= Exercise objective =
Transcribe all of the material exactly. Any picture in it should be left out.

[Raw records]
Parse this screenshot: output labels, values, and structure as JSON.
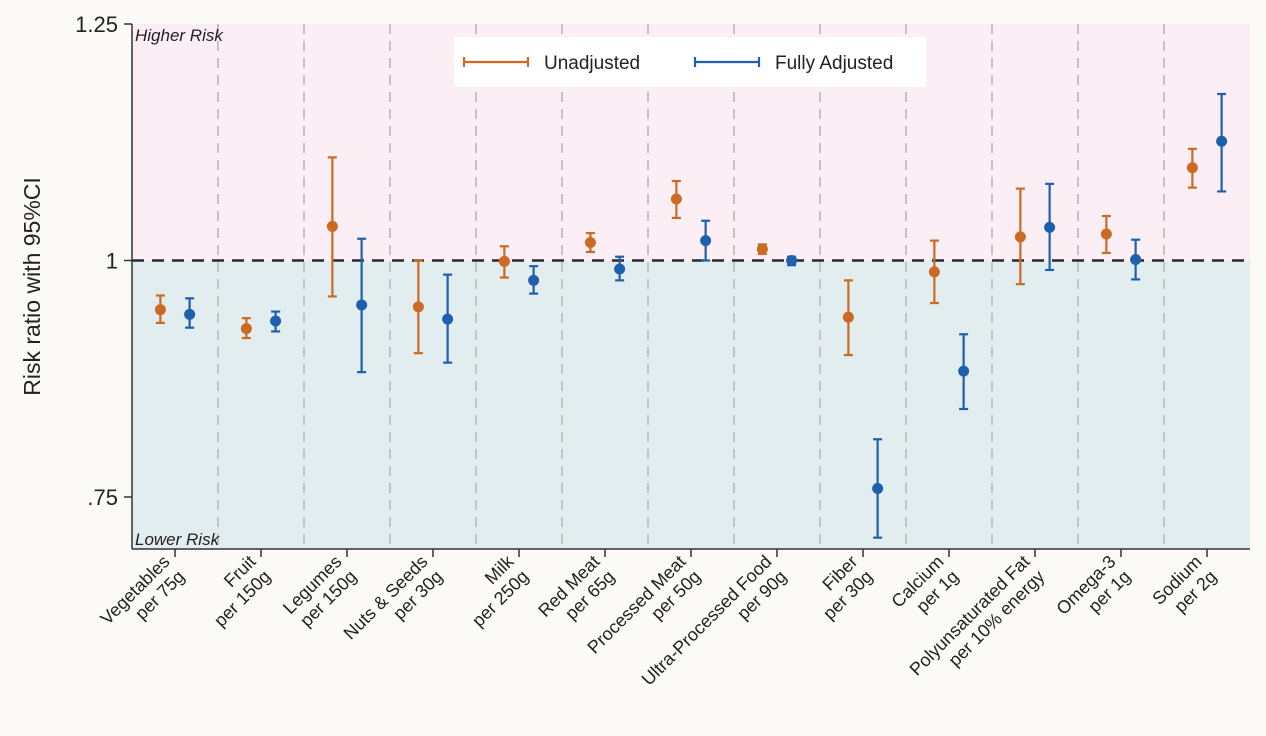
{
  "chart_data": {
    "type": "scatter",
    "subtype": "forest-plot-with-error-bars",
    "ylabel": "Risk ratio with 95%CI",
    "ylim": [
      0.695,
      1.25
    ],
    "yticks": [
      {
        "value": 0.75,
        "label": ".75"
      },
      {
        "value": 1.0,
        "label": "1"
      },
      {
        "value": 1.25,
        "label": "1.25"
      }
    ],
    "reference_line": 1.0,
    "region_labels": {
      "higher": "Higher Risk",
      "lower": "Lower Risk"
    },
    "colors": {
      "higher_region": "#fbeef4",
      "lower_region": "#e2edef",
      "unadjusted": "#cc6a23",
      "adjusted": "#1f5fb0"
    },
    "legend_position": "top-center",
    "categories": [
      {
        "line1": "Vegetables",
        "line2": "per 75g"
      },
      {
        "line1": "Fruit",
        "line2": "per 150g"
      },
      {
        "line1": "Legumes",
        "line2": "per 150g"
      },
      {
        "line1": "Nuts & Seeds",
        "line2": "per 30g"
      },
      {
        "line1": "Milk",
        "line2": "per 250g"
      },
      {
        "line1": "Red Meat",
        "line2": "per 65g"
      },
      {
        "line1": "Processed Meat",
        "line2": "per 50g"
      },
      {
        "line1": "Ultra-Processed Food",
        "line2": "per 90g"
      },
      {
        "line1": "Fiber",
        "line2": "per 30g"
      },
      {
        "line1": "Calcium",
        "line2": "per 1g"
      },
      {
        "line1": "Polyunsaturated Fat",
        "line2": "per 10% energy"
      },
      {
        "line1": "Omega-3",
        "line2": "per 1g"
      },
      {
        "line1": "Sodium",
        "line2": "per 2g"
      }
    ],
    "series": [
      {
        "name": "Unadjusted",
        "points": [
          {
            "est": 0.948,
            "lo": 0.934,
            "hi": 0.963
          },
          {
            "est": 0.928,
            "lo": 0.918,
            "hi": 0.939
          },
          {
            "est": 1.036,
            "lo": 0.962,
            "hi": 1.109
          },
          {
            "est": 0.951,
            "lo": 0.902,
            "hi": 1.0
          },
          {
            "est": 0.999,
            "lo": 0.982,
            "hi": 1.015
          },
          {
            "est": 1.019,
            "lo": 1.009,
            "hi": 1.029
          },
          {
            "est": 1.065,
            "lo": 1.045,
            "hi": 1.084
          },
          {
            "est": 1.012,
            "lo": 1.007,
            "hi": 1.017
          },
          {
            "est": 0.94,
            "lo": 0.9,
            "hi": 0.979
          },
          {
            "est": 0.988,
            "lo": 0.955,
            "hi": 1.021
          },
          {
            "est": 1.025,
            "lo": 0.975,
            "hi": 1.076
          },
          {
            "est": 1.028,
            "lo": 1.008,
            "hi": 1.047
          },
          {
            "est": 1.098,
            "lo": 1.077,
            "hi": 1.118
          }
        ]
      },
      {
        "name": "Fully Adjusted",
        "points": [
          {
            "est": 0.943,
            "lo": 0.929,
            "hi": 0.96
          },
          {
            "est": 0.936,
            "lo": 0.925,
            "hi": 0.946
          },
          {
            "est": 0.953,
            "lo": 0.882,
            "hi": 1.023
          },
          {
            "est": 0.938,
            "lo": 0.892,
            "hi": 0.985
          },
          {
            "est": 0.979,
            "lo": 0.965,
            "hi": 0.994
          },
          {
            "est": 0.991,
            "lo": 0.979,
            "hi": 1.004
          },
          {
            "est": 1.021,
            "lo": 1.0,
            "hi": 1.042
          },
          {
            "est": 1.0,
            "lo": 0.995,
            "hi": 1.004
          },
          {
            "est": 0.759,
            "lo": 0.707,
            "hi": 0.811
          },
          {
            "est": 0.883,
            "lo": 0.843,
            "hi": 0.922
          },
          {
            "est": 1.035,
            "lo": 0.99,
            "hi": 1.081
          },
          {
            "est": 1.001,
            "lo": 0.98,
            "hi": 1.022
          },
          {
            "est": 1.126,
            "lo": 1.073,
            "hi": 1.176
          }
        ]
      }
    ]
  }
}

= Answer to the task =
Parse this screenshot: output labels, values, and structure as JSON.
{
  "chart_data": {
    "type": "scatter",
    "subtype": "forest-plot-with-error-bars",
    "ylabel": "Risk ratio with 95%CI",
    "ylim": [
      0.695,
      1.25
    ],
    "yticks": [
      {
        "value": 0.75,
        "label": ".75"
      },
      {
        "value": 1.0,
        "label": "1"
      },
      {
        "value": 1.25,
        "label": "1.25"
      }
    ],
    "reference_line": 1.0,
    "region_labels": {
      "higher": "Higher Risk",
      "lower": "Lower Risk"
    },
    "colors": {
      "higher_region": "#fbeef4",
      "lower_region": "#e2edef",
      "unadjusted": "#cc6a23",
      "adjusted": "#1f5fb0"
    },
    "legend_position": "top-center",
    "categories": [
      {
        "line1": "Vegetables",
        "line2": "per 75g"
      },
      {
        "line1": "Fruit",
        "line2": "per 150g"
      },
      {
        "line1": "Legumes",
        "line2": "per 150g"
      },
      {
        "line1": "Nuts & Seeds",
        "line2": "per 30g"
      },
      {
        "line1": "Milk",
        "line2": "per 250g"
      },
      {
        "line1": "Red Meat",
        "line2": "per 65g"
      },
      {
        "line1": "Processed Meat",
        "line2": "per 50g"
      },
      {
        "line1": "Ultra-Processed Food",
        "line2": "per 90g"
      },
      {
        "line1": "Fiber",
        "line2": "per 30g"
      },
      {
        "line1": "Calcium",
        "line2": "per 1g"
      },
      {
        "line1": "Polyunsaturated Fat",
        "line2": "per 10% energy"
      },
      {
        "line1": "Omega-3",
        "line2": "per 1g"
      },
      {
        "line1": "Sodium",
        "line2": "per 2g"
      }
    ],
    "series": [
      {
        "name": "Unadjusted",
        "points": [
          {
            "est": 0.948,
            "lo": 0.934,
            "hi": 0.963
          },
          {
            "est": 0.928,
            "lo": 0.918,
            "hi": 0.939
          },
          {
            "est": 1.036,
            "lo": 0.962,
            "hi": 1.109
          },
          {
            "est": 0.951,
            "lo": 0.902,
            "hi": 1.0
          },
          {
            "est": 0.999,
            "lo": 0.982,
            "hi": 1.015
          },
          {
            "est": 1.019,
            "lo": 1.009,
            "hi": 1.029
          },
          {
            "est": 1.065,
            "lo": 1.045,
            "hi": 1.084
          },
          {
            "est": 1.012,
            "lo": 1.007,
            "hi": 1.017
          },
          {
            "est": 0.94,
            "lo": 0.9,
            "hi": 0.979
          },
          {
            "est": 0.988,
            "lo": 0.955,
            "hi": 1.021
          },
          {
            "est": 1.025,
            "lo": 0.975,
            "hi": 1.076
          },
          {
            "est": 1.028,
            "lo": 1.008,
            "hi": 1.047
          },
          {
            "est": 1.098,
            "lo": 1.077,
            "hi": 1.118
          }
        ]
      },
      {
        "name": "Fully Adjusted",
        "points": [
          {
            "est": 0.943,
            "lo": 0.929,
            "hi": 0.96
          },
          {
            "est": 0.936,
            "lo": 0.925,
            "hi": 0.946
          },
          {
            "est": 0.953,
            "lo": 0.882,
            "hi": 1.023
          },
          {
            "est": 0.938,
            "lo": 0.892,
            "hi": 0.985
          },
          {
            "est": 0.979,
            "lo": 0.965,
            "hi": 0.994
          },
          {
            "est": 0.991,
            "lo": 0.979,
            "hi": 1.004
          },
          {
            "est": 1.021,
            "lo": 1.0,
            "hi": 1.042
          },
          {
            "est": 1.0,
            "lo": 0.995,
            "hi": 1.004
          },
          {
            "est": 0.759,
            "lo": 0.707,
            "hi": 0.811
          },
          {
            "est": 0.883,
            "lo": 0.843,
            "hi": 0.922
          },
          {
            "est": 1.035,
            "lo": 0.99,
            "hi": 1.081
          },
          {
            "est": 1.001,
            "lo": 0.98,
            "hi": 1.022
          },
          {
            "est": 1.126,
            "lo": 1.073,
            "hi": 1.176
          }
        ]
      }
    ]
  }
}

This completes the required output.